## Quoted passage

++++++++++

We now join the batch results and cleanup temporary files on the hardrive:

In [168]:
results = graphlab.SFrame('_batch_0_query_data')

for batch in [1,2,3,4]:
    _df = graphlab.SFrame('_batch_%d_query_data' %batch)
    results = results.append(_df)

results.save('mimic_all_data') ## rename: MIMIC_ALL_DATA

In [169]:
print len(results)

10853094


If joining the batched results was successful we can safely remove the batch files:

In [None]:
for batch in [1,2,3,4]:
    shutil.rmtree('_batch_%d_query_data' %batch)

We now need to extract D.Label and D.Unitname from D_Items and join them to the results table:

In [None]:
ditems_query = """SELECT ITEMID AS C.ITEMID, 
                         LABEL AS D.LABEL
                         UNITNAME AS D.UNITNAME
                         FROM D_ITEMS
                         WHERE ITEMID IN """

item_info = graphlab.SFrame.from_sql(conn, ditems_query + str(tuple(list_of_ids), dbapi_module=MySQLdb, cursor_arraysize=1000)

In [None]:
results = results.join(item_info, on='C.ITEMID', how='inner')

In [None]:
results.save('_test_all_query_data')

We now re-run the data extraction for the icustays that cause sql errors. If they fail again we will either invesitgate further and just exclude them from the data set. 

In [165]:
proceed = False
try:
    with closing(sql_connect()) as conn:
        pull_query = partial_pull_query0 %icustays_with_sql_errors[-1] + partial_pull_query1 + str(tuple(list_of_ids))
        results = graphlab.SFrame.from_sql(conn, pull_query, dbapi_module=MySQLdb, cursor_arraysize=1000)
        proceed = True
except:
    print "SQL error repeated for icustay %d." %icid

if proceed:
    for icid in reversed(icustays_with_sql_errors[0:-1]):
        try:
            with closing(sql_connect()) as conn:
                pull_query = partial_pull_query0 %icid + partial_pull_query1 + str(tuple(list_of_ids))
                _df = graphlab.SFrame.from_sql(conn, pull_query, dbapi_module=MySQLdb, cursor_arraysize=1000)
        except:
            print "SQL error repeated for icustay %d." %icid

        try:
            if len(_df)>0:
                results = results.append(_df)
        except:
            print "Could not join df to results on:  %d" %icid
            
    results.save("_batch_repeat_erroneous_stays")

SQL error repeated for icustay 249026.
SQL error repeated for icustay 254172.


Exception _mysql_exceptions.OperationalError: (2013, 'Lost connection to MySQL server during query') in <bound method SSCursor.__del__ of <MySQLdb.cursors.SSCursor object at 0x7f214e0f1fd0>> ignored


#### Why do some icustays always cause it to crash? (Since it is only two we assume these entries are corrupted and remove them from the analysis. They are only 8 and 6 days long.).

++++++++++

## Tasks to perform
A: From the MIMIC data extraction notes, copy out the part starting with "We now join" and going on through "print len(results)".
B: In the MIMIC data extraction notes, how many days long are the two icustays that keep causing SQL errors?

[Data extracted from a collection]
++++++++++

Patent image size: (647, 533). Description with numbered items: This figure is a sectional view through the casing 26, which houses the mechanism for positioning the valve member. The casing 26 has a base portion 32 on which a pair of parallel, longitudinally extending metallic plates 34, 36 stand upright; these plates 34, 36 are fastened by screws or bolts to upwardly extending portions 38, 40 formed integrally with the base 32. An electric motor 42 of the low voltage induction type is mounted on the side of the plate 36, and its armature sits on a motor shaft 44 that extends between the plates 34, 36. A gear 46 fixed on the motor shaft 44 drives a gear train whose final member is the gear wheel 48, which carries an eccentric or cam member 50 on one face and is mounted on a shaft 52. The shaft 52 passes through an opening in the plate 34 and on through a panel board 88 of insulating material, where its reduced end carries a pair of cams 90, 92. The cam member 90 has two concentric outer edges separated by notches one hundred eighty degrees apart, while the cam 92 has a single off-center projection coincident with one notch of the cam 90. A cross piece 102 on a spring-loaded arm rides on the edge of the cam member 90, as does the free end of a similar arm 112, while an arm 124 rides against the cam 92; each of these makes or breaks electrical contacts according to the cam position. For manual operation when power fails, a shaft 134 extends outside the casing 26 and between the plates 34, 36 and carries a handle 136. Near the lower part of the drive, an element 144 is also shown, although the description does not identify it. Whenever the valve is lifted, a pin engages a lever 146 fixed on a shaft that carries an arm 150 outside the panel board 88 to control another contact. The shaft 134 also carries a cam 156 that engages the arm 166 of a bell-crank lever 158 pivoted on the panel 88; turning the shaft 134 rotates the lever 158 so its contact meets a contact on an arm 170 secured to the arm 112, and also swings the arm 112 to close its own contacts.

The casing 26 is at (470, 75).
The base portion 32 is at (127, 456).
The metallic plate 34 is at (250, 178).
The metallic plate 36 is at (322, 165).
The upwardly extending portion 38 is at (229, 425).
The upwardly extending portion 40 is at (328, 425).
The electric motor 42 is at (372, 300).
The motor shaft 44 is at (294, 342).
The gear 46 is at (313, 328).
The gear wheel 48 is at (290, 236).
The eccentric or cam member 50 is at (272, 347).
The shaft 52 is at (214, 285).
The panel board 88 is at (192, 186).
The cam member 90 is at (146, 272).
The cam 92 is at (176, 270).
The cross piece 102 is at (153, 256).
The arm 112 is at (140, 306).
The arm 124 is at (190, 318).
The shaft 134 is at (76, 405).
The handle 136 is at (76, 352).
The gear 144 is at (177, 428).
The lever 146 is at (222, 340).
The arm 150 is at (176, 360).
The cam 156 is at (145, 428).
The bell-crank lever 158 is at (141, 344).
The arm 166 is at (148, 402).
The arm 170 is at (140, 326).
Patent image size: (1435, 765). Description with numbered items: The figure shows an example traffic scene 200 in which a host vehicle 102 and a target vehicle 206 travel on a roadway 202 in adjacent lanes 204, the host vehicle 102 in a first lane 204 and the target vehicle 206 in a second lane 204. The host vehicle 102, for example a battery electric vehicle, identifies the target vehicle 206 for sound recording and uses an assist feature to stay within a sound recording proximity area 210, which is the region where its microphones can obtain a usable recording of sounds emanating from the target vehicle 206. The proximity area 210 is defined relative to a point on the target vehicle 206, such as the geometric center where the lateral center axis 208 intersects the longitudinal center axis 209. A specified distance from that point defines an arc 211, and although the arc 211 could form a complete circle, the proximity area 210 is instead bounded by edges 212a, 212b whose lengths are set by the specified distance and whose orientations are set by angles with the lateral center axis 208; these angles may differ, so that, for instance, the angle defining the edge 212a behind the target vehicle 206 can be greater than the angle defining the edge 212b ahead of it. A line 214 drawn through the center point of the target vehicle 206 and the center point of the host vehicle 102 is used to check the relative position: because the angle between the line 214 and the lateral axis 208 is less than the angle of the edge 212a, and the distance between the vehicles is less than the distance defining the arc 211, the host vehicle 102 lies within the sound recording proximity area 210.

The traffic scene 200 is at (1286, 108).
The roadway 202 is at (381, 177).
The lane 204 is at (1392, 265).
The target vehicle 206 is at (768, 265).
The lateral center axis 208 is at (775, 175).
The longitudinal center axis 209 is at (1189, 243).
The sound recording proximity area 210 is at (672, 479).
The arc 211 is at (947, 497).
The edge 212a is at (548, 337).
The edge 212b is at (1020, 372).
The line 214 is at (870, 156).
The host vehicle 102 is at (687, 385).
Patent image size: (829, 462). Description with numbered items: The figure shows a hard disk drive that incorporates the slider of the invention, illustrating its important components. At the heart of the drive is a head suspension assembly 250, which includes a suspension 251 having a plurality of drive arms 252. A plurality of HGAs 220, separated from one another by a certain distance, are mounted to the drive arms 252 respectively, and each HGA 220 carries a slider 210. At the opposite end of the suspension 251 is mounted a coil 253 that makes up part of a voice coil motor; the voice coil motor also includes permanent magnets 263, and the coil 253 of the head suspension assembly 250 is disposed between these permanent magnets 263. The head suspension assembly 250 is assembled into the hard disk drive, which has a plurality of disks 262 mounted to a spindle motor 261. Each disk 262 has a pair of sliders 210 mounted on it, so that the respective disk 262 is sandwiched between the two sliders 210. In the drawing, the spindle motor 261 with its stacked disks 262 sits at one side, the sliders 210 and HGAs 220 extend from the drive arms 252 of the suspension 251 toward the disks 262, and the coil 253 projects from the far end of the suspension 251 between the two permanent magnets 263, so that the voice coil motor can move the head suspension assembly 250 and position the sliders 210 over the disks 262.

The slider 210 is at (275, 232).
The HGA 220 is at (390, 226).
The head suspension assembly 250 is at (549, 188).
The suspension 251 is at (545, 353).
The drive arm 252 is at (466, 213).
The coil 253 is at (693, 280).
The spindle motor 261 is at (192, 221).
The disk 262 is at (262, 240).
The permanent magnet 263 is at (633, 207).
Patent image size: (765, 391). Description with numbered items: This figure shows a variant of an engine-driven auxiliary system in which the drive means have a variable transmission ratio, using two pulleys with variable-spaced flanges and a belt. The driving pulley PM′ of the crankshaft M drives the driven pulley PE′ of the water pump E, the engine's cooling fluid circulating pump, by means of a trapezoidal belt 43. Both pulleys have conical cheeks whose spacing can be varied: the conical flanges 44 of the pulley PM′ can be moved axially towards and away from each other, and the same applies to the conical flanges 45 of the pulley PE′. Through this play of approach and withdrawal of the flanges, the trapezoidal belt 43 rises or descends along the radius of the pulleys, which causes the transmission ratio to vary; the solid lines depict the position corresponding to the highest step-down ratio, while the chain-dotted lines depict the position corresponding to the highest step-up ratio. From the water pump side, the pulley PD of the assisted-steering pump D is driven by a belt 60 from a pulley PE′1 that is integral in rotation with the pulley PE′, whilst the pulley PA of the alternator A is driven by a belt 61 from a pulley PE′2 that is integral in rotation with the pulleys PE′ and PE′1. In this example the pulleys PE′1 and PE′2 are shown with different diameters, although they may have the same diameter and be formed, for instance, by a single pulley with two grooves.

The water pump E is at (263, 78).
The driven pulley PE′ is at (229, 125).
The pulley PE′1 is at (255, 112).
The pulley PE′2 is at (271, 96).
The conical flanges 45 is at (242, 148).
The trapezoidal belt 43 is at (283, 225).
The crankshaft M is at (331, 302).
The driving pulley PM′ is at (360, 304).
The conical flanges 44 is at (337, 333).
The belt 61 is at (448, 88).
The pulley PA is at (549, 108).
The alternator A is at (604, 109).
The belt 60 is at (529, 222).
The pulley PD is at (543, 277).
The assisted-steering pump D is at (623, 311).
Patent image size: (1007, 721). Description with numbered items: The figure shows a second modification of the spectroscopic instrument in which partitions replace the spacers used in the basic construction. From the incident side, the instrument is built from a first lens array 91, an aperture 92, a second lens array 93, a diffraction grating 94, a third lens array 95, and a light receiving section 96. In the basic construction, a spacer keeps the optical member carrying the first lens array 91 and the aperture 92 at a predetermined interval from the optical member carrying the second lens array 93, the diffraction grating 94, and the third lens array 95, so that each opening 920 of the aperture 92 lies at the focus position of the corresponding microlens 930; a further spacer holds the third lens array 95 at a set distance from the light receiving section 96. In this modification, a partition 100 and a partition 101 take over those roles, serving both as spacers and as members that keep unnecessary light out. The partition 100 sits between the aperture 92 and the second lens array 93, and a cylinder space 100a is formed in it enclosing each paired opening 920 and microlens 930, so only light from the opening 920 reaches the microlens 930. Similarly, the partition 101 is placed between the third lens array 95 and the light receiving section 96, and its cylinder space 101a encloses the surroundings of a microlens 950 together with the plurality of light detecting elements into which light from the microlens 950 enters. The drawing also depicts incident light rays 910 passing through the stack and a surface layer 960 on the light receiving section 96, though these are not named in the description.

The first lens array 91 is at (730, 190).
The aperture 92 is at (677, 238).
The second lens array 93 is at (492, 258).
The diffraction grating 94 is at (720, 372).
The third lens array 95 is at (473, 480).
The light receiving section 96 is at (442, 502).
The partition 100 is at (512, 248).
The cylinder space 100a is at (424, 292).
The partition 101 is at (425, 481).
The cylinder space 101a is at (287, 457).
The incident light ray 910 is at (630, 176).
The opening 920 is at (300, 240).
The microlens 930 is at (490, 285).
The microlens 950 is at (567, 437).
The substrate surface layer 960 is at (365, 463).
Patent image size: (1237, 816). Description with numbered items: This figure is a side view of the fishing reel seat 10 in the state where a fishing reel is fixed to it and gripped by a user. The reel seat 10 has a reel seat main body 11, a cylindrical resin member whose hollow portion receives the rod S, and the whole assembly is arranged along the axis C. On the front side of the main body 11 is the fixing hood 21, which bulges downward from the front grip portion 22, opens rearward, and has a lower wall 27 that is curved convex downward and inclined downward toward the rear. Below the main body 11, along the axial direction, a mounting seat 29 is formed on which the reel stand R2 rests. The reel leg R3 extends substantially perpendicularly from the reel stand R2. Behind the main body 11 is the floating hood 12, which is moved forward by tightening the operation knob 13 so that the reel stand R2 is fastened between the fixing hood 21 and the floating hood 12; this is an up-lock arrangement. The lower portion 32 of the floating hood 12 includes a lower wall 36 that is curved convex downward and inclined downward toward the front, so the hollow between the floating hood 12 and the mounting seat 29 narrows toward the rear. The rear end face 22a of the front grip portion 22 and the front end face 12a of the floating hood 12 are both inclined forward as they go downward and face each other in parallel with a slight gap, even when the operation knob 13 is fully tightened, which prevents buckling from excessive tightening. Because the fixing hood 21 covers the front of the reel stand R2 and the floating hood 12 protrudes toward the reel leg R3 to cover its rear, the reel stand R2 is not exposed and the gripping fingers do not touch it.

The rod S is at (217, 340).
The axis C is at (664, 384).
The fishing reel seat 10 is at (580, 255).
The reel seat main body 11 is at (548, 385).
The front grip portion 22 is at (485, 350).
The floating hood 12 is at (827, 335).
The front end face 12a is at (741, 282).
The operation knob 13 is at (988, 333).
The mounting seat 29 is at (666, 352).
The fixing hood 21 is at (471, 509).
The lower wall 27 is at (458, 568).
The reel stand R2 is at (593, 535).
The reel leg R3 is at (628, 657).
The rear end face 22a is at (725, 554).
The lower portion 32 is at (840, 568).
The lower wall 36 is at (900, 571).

++++++++++

## Answers below
A:
We now join the batch results and cleanup temporary files on the hardrive:

In [168]:
results = graphlab.SFrame('_batch_0_query_data')

for batch in [1,2,3,4]:
    _df = graphlab.SFrame('_batch_%d_query_data' %batch)
    results = results.append(_df)

results.save('mimic_all_data') ## rename: MIMIC_ALL_DATA

In [169]:
print len(results)

B: They are 8 and 6 days long.